> **Exercise details**: Write out the part of the modelplot excerpt between "b <- list(geom_vline(xintercept" and "draw = FALSE)", inclusive, copying every character precisely.

> **Text excerpt**:
_____

To add your annotations in the background, you can pass them as a list of ggplot2
“geoms”:
library(ggplot2)
b <- list(geom_vline(xintercept = 0, color = 'orange'),
annotate("rect", alpha = .1,
xmin = -.5, xmax = .5,
ymin = -Inf, ymax = Inf),
geom_point(aes(y = term, x = estimate), alpha = .3,
size = 10, color = 'red'))
modelplot(mod, background = b)
If you would like to customize the plots even more than what modelplot
allows, you can obtain the raw data used to draw the plots by setting draw=FALSE
:
modelplot(models, draw = FALSE)

_____

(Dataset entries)
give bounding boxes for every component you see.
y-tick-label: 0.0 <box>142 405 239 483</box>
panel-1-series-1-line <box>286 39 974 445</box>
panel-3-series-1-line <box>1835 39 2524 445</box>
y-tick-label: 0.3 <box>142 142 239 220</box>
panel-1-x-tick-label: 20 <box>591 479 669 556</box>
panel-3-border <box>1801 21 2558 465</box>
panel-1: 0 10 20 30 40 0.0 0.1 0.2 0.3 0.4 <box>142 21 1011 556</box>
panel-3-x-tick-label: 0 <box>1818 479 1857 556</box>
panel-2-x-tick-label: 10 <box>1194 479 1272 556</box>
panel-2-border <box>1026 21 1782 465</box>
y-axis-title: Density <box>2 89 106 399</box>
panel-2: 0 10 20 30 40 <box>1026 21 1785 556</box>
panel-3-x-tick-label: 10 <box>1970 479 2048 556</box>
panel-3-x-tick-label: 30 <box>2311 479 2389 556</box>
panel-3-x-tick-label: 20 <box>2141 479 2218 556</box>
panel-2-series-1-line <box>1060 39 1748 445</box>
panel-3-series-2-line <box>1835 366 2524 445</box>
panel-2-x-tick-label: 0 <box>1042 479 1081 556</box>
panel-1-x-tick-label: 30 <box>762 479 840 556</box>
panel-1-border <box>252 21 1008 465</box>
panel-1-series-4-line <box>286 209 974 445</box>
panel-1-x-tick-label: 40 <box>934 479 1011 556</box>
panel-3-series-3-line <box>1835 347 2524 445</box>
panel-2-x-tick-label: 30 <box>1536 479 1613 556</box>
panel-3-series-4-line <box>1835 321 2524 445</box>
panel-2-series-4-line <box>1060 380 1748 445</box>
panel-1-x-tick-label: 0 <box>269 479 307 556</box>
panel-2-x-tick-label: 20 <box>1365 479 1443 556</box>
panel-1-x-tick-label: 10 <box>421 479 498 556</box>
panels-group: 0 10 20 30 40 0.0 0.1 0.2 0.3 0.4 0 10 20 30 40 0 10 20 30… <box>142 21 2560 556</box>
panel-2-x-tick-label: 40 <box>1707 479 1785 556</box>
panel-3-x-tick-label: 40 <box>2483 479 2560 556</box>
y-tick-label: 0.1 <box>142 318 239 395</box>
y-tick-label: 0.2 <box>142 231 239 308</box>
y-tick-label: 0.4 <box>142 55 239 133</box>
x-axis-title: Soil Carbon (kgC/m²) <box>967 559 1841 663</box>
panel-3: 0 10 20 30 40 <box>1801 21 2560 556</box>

_____

> **Result of this task**:
b <- list(geom_vline(xintercept = 0, color = 'orange'),
annotate("rect", alpha = .1,
xmin = -.5, xmax = .5,
ymin = -Inf, ymax = Inf),
geom_point(aes(y = term, x = estimate), alpha = .3,
size = 10, color = 'red'))
modelplot(mod, background = b)
If you would like to customize the plots even more than what modelplot
allows, you can obtain the raw data used to draw the plots by setting draw=FALSE
:
modelplot(models, draw = FALSE)